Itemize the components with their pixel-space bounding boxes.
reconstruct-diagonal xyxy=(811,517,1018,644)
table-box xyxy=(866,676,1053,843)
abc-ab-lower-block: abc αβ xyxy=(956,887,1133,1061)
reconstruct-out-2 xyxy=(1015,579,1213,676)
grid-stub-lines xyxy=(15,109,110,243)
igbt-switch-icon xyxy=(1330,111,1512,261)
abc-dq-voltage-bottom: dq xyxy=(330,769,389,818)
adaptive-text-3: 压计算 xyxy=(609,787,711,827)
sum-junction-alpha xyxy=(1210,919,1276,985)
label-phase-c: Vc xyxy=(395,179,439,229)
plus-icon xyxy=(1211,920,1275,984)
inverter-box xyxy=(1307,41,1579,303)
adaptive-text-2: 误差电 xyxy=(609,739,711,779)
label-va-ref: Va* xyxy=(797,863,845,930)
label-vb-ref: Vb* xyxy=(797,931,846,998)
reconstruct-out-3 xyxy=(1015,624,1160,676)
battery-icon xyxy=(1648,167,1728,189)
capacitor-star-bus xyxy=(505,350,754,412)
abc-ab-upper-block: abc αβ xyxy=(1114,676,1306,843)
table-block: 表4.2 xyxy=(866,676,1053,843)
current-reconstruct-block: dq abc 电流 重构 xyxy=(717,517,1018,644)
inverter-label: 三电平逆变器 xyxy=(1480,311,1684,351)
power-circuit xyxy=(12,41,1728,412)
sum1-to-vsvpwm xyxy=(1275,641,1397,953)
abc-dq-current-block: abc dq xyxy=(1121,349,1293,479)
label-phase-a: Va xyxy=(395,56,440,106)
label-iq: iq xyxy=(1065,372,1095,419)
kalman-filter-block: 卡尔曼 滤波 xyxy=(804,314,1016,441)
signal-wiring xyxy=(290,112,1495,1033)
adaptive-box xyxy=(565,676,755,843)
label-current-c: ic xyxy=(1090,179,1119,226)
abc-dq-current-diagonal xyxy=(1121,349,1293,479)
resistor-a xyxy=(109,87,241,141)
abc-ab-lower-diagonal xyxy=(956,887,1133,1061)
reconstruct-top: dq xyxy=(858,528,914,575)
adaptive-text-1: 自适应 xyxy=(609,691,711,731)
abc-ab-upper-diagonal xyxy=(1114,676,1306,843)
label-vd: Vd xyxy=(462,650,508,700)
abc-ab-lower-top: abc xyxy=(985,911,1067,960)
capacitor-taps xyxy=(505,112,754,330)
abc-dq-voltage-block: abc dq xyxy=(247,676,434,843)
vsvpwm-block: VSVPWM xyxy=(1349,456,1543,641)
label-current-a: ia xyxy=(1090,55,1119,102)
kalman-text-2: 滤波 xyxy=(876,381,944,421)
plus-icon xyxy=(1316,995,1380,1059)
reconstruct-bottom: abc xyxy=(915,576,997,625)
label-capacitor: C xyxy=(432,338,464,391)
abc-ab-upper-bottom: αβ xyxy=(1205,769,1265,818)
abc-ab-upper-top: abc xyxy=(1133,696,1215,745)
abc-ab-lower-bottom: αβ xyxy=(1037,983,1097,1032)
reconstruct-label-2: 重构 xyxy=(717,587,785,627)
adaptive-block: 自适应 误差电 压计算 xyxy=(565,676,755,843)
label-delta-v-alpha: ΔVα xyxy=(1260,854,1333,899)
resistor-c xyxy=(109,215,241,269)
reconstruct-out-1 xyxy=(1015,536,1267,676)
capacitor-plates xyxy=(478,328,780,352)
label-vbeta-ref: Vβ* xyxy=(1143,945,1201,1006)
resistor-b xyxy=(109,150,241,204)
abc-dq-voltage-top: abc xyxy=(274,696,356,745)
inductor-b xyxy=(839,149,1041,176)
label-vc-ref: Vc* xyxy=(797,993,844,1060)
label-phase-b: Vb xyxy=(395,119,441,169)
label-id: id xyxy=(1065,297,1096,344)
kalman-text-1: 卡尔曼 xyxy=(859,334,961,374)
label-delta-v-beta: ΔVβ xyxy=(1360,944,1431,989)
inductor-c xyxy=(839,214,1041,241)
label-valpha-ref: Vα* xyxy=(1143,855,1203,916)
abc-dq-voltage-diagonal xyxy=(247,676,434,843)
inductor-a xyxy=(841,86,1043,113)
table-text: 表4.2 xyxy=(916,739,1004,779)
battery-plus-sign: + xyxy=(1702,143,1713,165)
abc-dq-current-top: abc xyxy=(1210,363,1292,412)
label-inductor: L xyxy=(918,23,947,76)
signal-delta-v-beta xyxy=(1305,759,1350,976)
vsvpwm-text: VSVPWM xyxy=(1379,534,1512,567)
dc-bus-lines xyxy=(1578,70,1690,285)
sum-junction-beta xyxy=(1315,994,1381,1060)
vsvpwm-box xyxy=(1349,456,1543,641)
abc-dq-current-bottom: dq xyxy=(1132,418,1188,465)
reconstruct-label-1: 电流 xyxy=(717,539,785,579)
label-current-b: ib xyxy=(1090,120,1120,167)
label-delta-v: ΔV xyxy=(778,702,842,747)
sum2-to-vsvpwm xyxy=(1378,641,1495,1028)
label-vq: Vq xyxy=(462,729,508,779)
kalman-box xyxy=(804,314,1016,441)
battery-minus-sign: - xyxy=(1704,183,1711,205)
========================
WHAT YOU HAVE TO DO: Please repeat all of the rows above word for word, keeping every line unchanged and in the same order.

SOLUTION FOR THIS PROBLEM:
Itemize the components with their pixel-space bounding boxes.
reconstruct-diagonal xyxy=(811,517,1018,644)
table-box xyxy=(866,676,1053,843)
abc-ab-lower-block: abc αβ xyxy=(956,887,1133,1061)
reconstruct-out-2 xyxy=(1015,579,1213,676)
grid-stub-lines xyxy=(15,109,110,243)
igbt-switch-icon xyxy=(1330,111,1512,261)
abc-dq-voltage-bottom: dq xyxy=(330,769,389,818)
adaptive-text-3: 压计算 xyxy=(609,787,711,827)
sum-junction-alpha xyxy=(1210,919,1276,985)
label-phase-c: Vc xyxy=(395,179,439,229)
plus-icon xyxy=(1211,920,1275,984)
inverter-box xyxy=(1307,41,1579,303)
adaptive-text-2: 误差电 xyxy=(609,739,711,779)
label-va-ref: Va* xyxy=(797,863,845,930)
label-vb-ref: Vb* xyxy=(797,931,846,998)
reconstruct-out-3 xyxy=(1015,624,1160,676)
battery-icon xyxy=(1648,167,1728,189)
capacitor-star-bus xyxy=(505,350,754,412)
abc-ab-upper-block: abc αβ xyxy=(1114,676,1306,843)
table-block: 表4.2 xyxy=(866,676,1053,843)
current-reconstruct-block: dq abc 电流 重构 xyxy=(717,517,1018,644)
inverter-label: 三电平逆变器 xyxy=(1480,311,1684,351)
power-circuit xyxy=(12,41,1728,412)
sum1-to-vsvpwm xyxy=(1275,641,1397,953)
abc-dq-current-block: abc dq xyxy=(1121,349,1293,479)
label-phase-a: Va xyxy=(395,56,440,106)
label-iq: iq xyxy=(1065,372,1095,419)
kalman-filter-block: 卡尔曼 滤波 xyxy=(804,314,1016,441)
signal-wiring xyxy=(290,112,1495,1033)
adaptive-box xyxy=(565,676,755,843)
label-current-c: ic xyxy=(1090,179,1119,226)
abc-dq-current-diagonal xyxy=(1121,349,1293,479)
resistor-a xyxy=(109,87,241,141)
abc-ab-lower-diagonal xyxy=(956,887,1133,1061)
reconstruct-top: dq xyxy=(858,528,914,575)
adaptive-text-1: 自适应 xyxy=(609,691,711,731)
abc-ab-upper-diagonal xyxy=(1114,676,1306,843)
label-vd: Vd xyxy=(462,650,508,700)
abc-ab-lower-top: abc xyxy=(985,911,1067,960)
capacitor-taps xyxy=(505,112,754,330)
abc-dq-voltage-block: abc dq xyxy=(247,676,434,843)
vsvpwm-block: VSVPWM xyxy=(1349,456,1543,641)
label-current-a: ia xyxy=(1090,55,1119,102)
kalman-text-2: 滤波 xyxy=(876,381,944,421)
plus-icon xyxy=(1316,995,1380,1059)
reconstruct-bottom: abc xyxy=(915,576,997,625)
label-capacitor: C xyxy=(432,338,464,391)
abc-ab-upper-bottom: αβ xyxy=(1205,769,1265,818)
abc-ab-upper-top: abc xyxy=(1133,696,1215,745)
abc-ab-lower-bottom: αβ xyxy=(1037,983,1097,1032)
reconstruct-label-2: 重构 xyxy=(717,587,785,627)
adaptive-block: 自适应 误差电 压计算 xyxy=(565,676,755,843)
label-delta-v-alpha: ΔVα xyxy=(1260,854,1333,899)
resistor-c xyxy=(109,215,241,269)
reconstruct-out-1 xyxy=(1015,536,1267,676)
capacitor-plates xyxy=(478,328,780,352)
label-vbeta-ref: Vβ* xyxy=(1143,945,1201,1006)
resistor-b xyxy=(109,150,241,204)
abc-dq-voltage-top: abc xyxy=(274,696,356,745)
inductor-b xyxy=(839,149,1041,176)
label-vc-ref: Vc* xyxy=(797,993,844,1060)
label-phase-b: Vb xyxy=(395,119,441,169)
label-id: id xyxy=(1065,297,1096,344)
kalman-text-1: 卡尔曼 xyxy=(859,334,961,374)
label-delta-v-beta: ΔVβ xyxy=(1360,944,1431,989)
inductor-c xyxy=(839,214,1041,241)
label-valpha-ref: Vα* xyxy=(1143,855,1203,916)
abc-dq-voltage-diagonal xyxy=(247,676,434,843)
inductor-a xyxy=(841,86,1043,113)
table-text: 表4.2 xyxy=(916,739,1004,779)
battery-plus-sign: + xyxy=(1702,143,1713,165)
abc-dq-current-top: abc xyxy=(1210,363,1292,412)
label-inductor: L xyxy=(918,23,947,76)
signal-delta-v-beta xyxy=(1305,759,1350,976)
vsvpwm-text: VSVPWM xyxy=(1379,534,1512,567)
dc-bus-lines xyxy=(1578,70,1690,285)
sum-junction-beta xyxy=(1315,994,1381,1060)
vsvpwm-box xyxy=(1349,456,1543,641)
abc-dq-current-bottom: dq xyxy=(1132,418,1188,465)
reconstruct-label-1: 电流 xyxy=(717,539,785,579)
label-current-b: ib xyxy=(1090,120,1120,167)
label-delta-v: ΔV xyxy=(778,702,842,747)
sum2-to-vsvpwm xyxy=(1378,641,1495,1028)
label-vq: Vq xyxy=(462,729,508,779)
kalman-box xyxy=(804,314,1016,441)
battery-minus-sign: - xyxy=(1704,183,1711,205)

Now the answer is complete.